Pick out the lines below that contain the string "data" and copy them all.

→ Extracted records:
========
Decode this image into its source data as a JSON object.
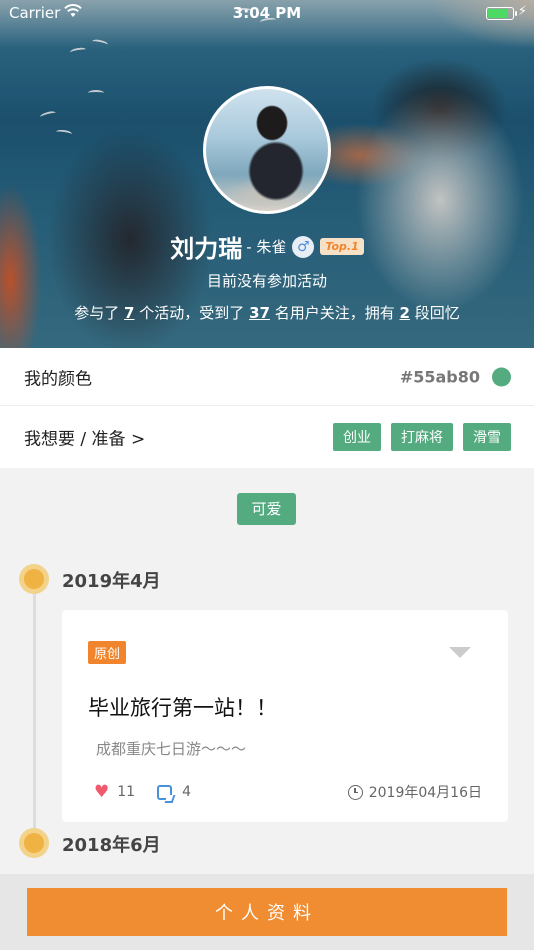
{
  "status_bar": {
    "carrier": "Carrier",
    "time": "3:04 PM"
  },
  "profile": {
    "name": "刘力瑞",
    "alias": "- 朱雀",
    "gender_symbol": "♂",
    "rank_badge": "Top.1",
    "activity_status": "目前没有参加活动",
    "stats": {
      "prefix": "参与了",
      "activities": "7",
      "mid1": "个活动，受到了",
      "followers": "37",
      "mid2": "名用户关注，拥有",
      "memories": "2",
      "suffix": "段回忆"
    }
  },
  "color_row": {
    "label": "我的颜色",
    "code": "#55ab80",
    "color": "#55ab80"
  },
  "want_row": {
    "label": "我想要 / 准备 >",
    "tags": [
      "创业",
      "打麻将",
      "滑雪"
    ]
  },
  "personality_tag": "可爱",
  "timeline": [
    {
      "date": "2019年4月",
      "card": {
        "badge": "原创",
        "title": "毕业旅行第一站！！",
        "desc": "成都重庆七日游～～～",
        "likes": "11",
        "comments": "4",
        "timestamp": "2019年04月16日"
      }
    },
    {
      "date": "2018年6月"
    }
  ],
  "bottom_button": "个人资料",
  "colors": {
    "accent_green": "#55ab80",
    "accent_orange": "#f08c32",
    "timeline_dot": "#f0b242"
  }
}
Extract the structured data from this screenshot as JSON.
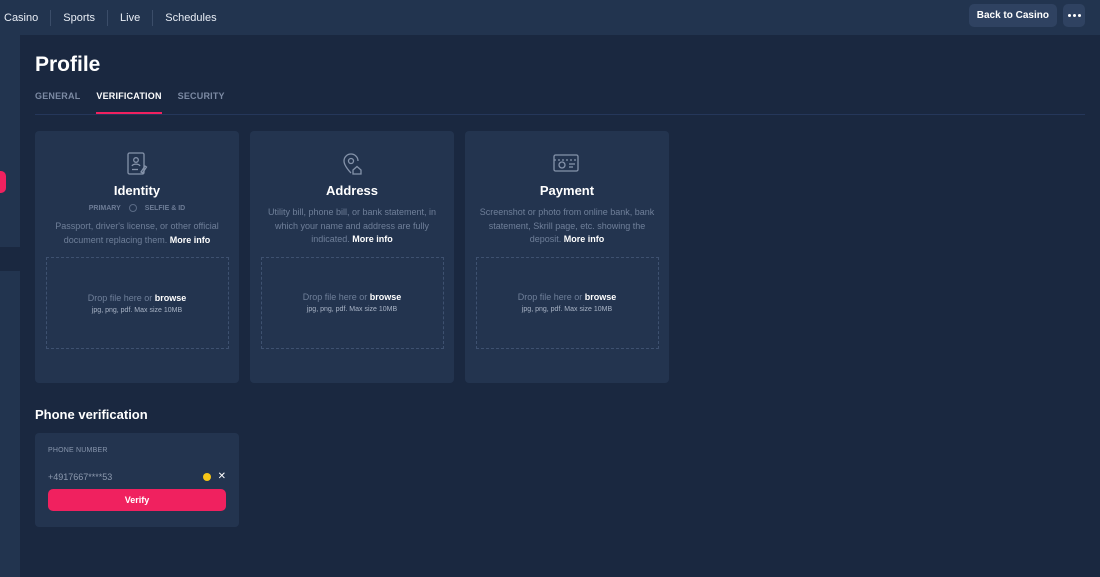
{
  "topnav": {
    "items": [
      "Casino",
      "Sports",
      "Live",
      "Schedules"
    ]
  },
  "header": {
    "back_label": "Back to Casino",
    "more_icon": "more-dots-icon"
  },
  "page": {
    "title": "Profile"
  },
  "tabs": [
    {
      "label": "GENERAL",
      "active": false
    },
    {
      "label": "VERIFICATION",
      "active": true
    },
    {
      "label": "SECURITY",
      "active": false
    }
  ],
  "cards": [
    {
      "icon": "id-document-icon",
      "title": "Identity",
      "tag_primary": "PRIMARY",
      "tag_secondary": "SELFIE & ID",
      "desc": "Passport, driver's license, or other official document replacing them.",
      "more": "More info",
      "drop_text": "Drop file here or",
      "browse": "browse",
      "formats": "jpg, png, pdf. Max size 10MB"
    },
    {
      "icon": "location-home-icon",
      "title": "Address",
      "desc": "Utility bill, phone bill, or bank statement, in which your name and address are fully indicated.",
      "more": "More info",
      "drop_text": "Drop file here or",
      "browse": "browse",
      "formats": "jpg, png, pdf. Max size 10MB"
    },
    {
      "icon": "payment-card-icon",
      "title": "Payment",
      "desc": "Screenshot or photo from online bank, bank statement, Skrill page, etc. showing the deposit.",
      "more": "More info",
      "drop_text": "Drop file here or",
      "browse": "browse",
      "formats": "jpg, png, pdf. Max size 10MB"
    }
  ],
  "phone": {
    "section_title": "Phone verification",
    "label": "PHONE NUMBER",
    "value": "+4917667****53",
    "status_color": "#f5c518",
    "verify_label": "Verify"
  },
  "colors": {
    "accent": "#f0215f",
    "bg": "#1a2840",
    "card": "#23344f"
  }
}
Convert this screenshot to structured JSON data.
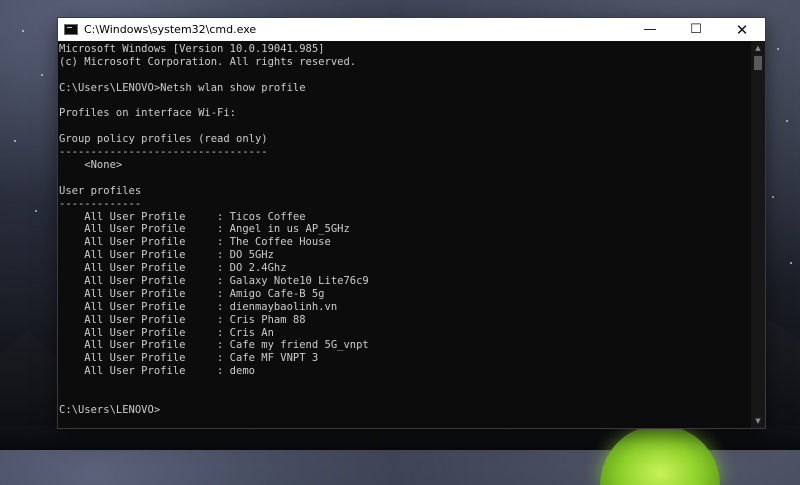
{
  "window": {
    "title": "C:\\Windows\\system32\\cmd.exe",
    "minimize_glyph": "—",
    "maximize_glyph": "☐",
    "close_glyph": "✕"
  },
  "console": {
    "lines": [
      "Microsoft Windows [Version 10.0.19041.985]",
      "(c) Microsoft Corporation. All rights reserved.",
      "",
      "C:\\Users\\LENOVO>Netsh wlan show profile",
      "",
      "Profiles on interface Wi-Fi:",
      "",
      "Group policy profiles (read only)",
      "---------------------------------",
      "    <None>",
      "",
      "User profiles",
      "-------------",
      "    All User Profile     : Ticos Coffee",
      "    All User Profile     : Angel in us AP_5GHz",
      "    All User Profile     : The Coffee House",
      "    All User Profile     : DO 5GHz",
      "    All User Profile     : DO 2.4Ghz",
      "    All User Profile     : Galaxy Note10 Lite76c9",
      "    All User Profile     : Amigo Cafe-B 5g",
      "    All User Profile     : dienmaybaolinh.vn",
      "    All User Profile     : Cris Pham 88",
      "    All User Profile     : Cris An",
      "    All User Profile     : Cafe my friend 5G_vnpt",
      "    All User Profile     : Cafe MF VNPT 3",
      "    All User Profile     : demo",
      "",
      "",
      "C:\\Users\\LENOVO>"
    ]
  },
  "scrollbar": {
    "up_glyph": "▲",
    "down_glyph": "▼"
  },
  "icons": {
    "app": "cmd-app-icon",
    "minimize": "minimize-icon",
    "maximize": "maximize-icon",
    "close": "close-icon"
  }
}
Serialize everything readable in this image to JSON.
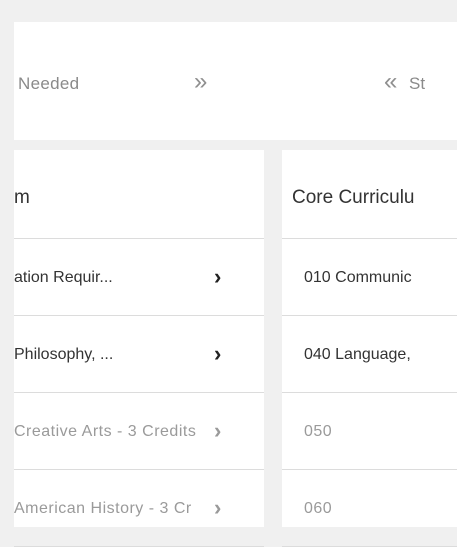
{
  "nav": {
    "left_label": "Needed",
    "right_label": "St"
  },
  "left_panel": {
    "header": "m",
    "rows": [
      {
        "label": "ation Requir...",
        "faded": false
      },
      {
        "label": "Philosophy, ...",
        "faded": false
      },
      {
        "label": "Creative Arts - 3 Credits",
        "faded": true
      },
      {
        "label": "American History - 3 Cr",
        "faded": true
      }
    ]
  },
  "right_panel": {
    "header": "Core Curriculu",
    "rows": [
      {
        "label": "010 Communic"
      },
      {
        "label": "040 Language,"
      },
      {
        "label": "050"
      },
      {
        "label": "060"
      }
    ]
  }
}
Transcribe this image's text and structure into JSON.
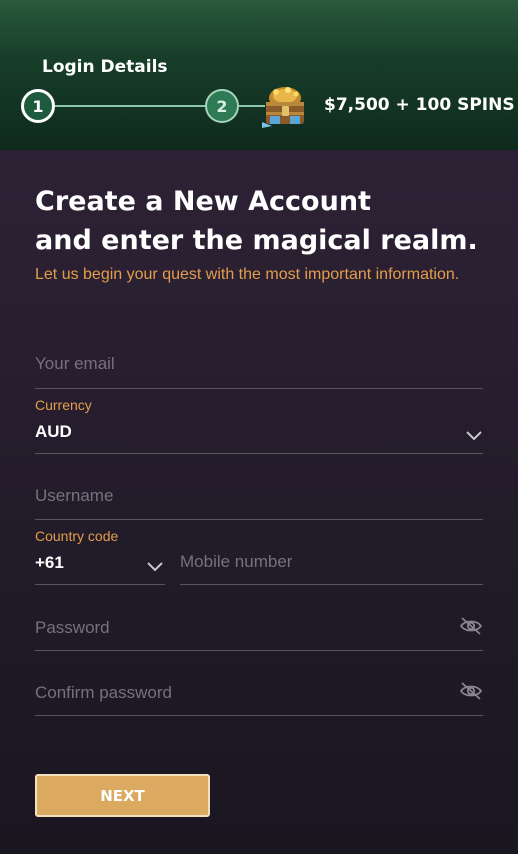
{
  "stepper": {
    "title": "Login Details",
    "step1": "1",
    "step2": "2",
    "bonus": "$7,500 + 100 SPINS"
  },
  "heading": {
    "line1": "Create a New Account",
    "line2": "and enter the magical realm.",
    "subtitle": "Let us begin your quest with the most important information."
  },
  "form": {
    "email_placeholder": "Your email",
    "currency_label": "Currency",
    "currency_value": "AUD",
    "username_placeholder": "Username",
    "country_code_label": "Country code",
    "country_code_value": "+61",
    "mobile_placeholder": "Mobile number",
    "password_placeholder": "Password",
    "confirm_password_placeholder": "Confirm password"
  },
  "actions": {
    "next_label": "NEXT"
  },
  "colors": {
    "accent": "#e39d4b",
    "button": "#dba95f",
    "header_green": "#173d29"
  },
  "icons": [
    "treasure-chest-icon",
    "chevron-down-icon",
    "eye-off-icon"
  ]
}
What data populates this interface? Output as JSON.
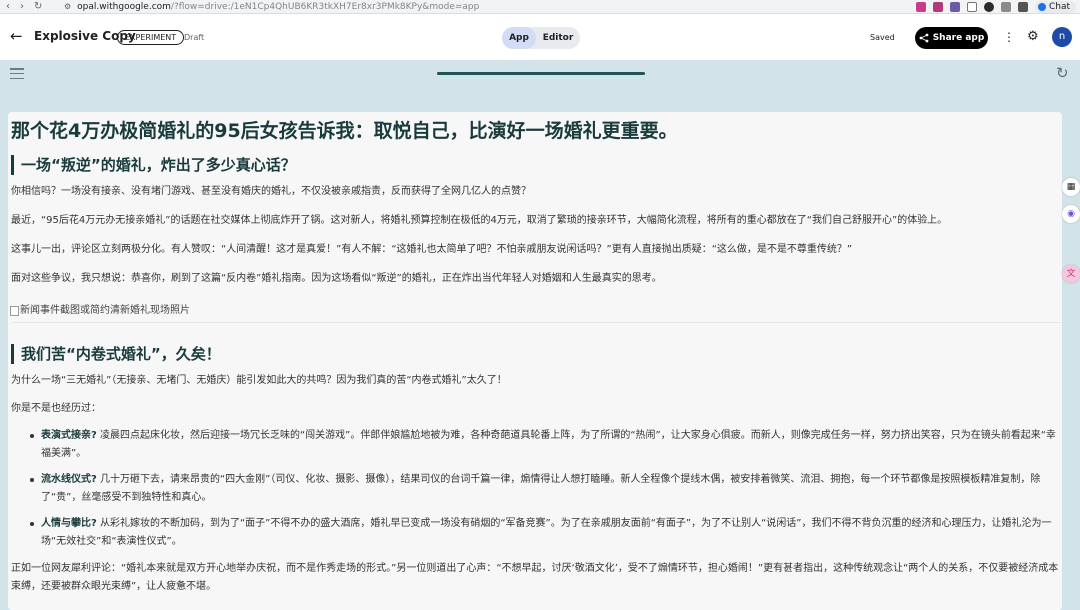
{
  "browser": {
    "url_host": "opal.withgoogle.com",
    "url_path": "/?flow=drive:/1eN1Cp4QhUB6KR3tkXH7Er8xr3PMk8KPy&mode=app",
    "chat_label": "Chat"
  },
  "header": {
    "app_title": "Explosive Copy",
    "badge": "EXPERIMENT",
    "status": "Draft",
    "tab_app": "App",
    "tab_editor": "Editor",
    "saved": "Saved",
    "share_label": "Share app",
    "avatar_initial": "n"
  },
  "article": {
    "title": "那个花4万办极简婚礼的95后女孩告诉我：取悦自己，比演好一场婚礼更重要。",
    "section1": {
      "heading": "一场“叛逆”的婚礼，炸出了多少真心话？",
      "p1": "你相信吗？一场没有接亲、没有堵门游戏、甚至没有婚庆的婚礼，不仅没被亲戚指责，反而获得了全网几亿人的点赞？",
      "p2": "最近，“95后花4万元办无接亲婚礼”的话题在社交媒体上彻底炸开了锅。这对新人，将婚礼预算控制在极低的4万元，取消了繁琐的接亲环节，大幅简化流程，将所有的重心都放在了“我们自己舒服开心”的体验上。",
      "p3": "这事儿一出，评论区立刻两极分化。有人赞叹：“人间清醒！这才是真爱！”有人不解：“这婚礼也太简单了吧？不怕亲戚朋友说闲话吗？”更有人直接抛出质疑：“这么做，是不是不尊重传统？”",
      "p4": "面对这些争议，我只想说：恭喜你，刷到了这篇“反内卷”婚礼指南。因为这场看似“叛逆”的婚礼，正在炸出当代年轻人对婚姻和人生最真实的思考。",
      "image_alt": "新闻事件截图或简约清新婚礼现场照片"
    },
    "section2": {
      "heading": "我们苦“内卷式婚礼”，久矣！",
      "p1": "为什么一场“三无婚礼”（无接亲、无堵门、无婚庆）能引发如此大的共鸣？因为我们真的苦“内卷式婚礼”太久了！",
      "p2": "你是不是也经历过：",
      "bullets": [
        {
          "term": "表演式接亲?",
          "text": "凌晨四点起床化妆，然后迎接一场冗长乏味的“闯关游戏”。伴郎伴娘尴尬地被为难，各种奇葩道具轮番上阵，为了所谓的“热闹”，让大家身心俱疲。而新人，则像完成任务一样，努力挤出笑容，只为在镜头前看起来“幸福美满”。"
        },
        {
          "term": "流水线仪式?",
          "text": "几十万砸下去，请来昂贵的“四大金刚”（司仪、化妆、摄影、摄像），结果司仪的台词千篇一律，煽情得让人想打瞌睡。新人全程像个提线木偶，被安排着微笑、流泪、拥抱，每一个环节都像是按照模板精准复制，除了“贵”，丝毫感受不到独特性和真心。"
        },
        {
          "term": "人情与攀比?",
          "text": "从彩礼嫁妆的不断加码，到为了“面子”不得不办的盛大酒席，婚礼早已变成一场没有硝烟的“军备竞赛”。为了在亲戚朋友面前“有面子”，为了不让别人“说闲话”，我们不得不背负沉重的经济和心理压力，让婚礼沦为一场“无效社交”和“表演性仪式”。"
        }
      ],
      "p3": "正如一位网友犀利评论：“婚礼本来就是双方开心地举办庆祝，而不是作秀走场的形式。”另一位则道出了心声：“不想早起，讨厌‘敬酒文化’，受不了煽情环节，担心婚闹！”更有甚者指出，这种传统观念让“两个人的关系，不仅要被经济成本束缚，还要被群众眼光束缚”，让人疲惫不堪。"
    }
  },
  "colors": {
    "teal_bg": "#d2e3ea",
    "accent_dark": "#1a3b3d",
    "progress": "#1f5559",
    "avatar": "#1e4aa8"
  }
}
========
→ Exercise response:
Decode this image into its source data as a JSON object.
Extract the structured data from this screenshot as JSON.
Convert this screenshot to structured JSON data.
What data populates this interface? Output as JSON.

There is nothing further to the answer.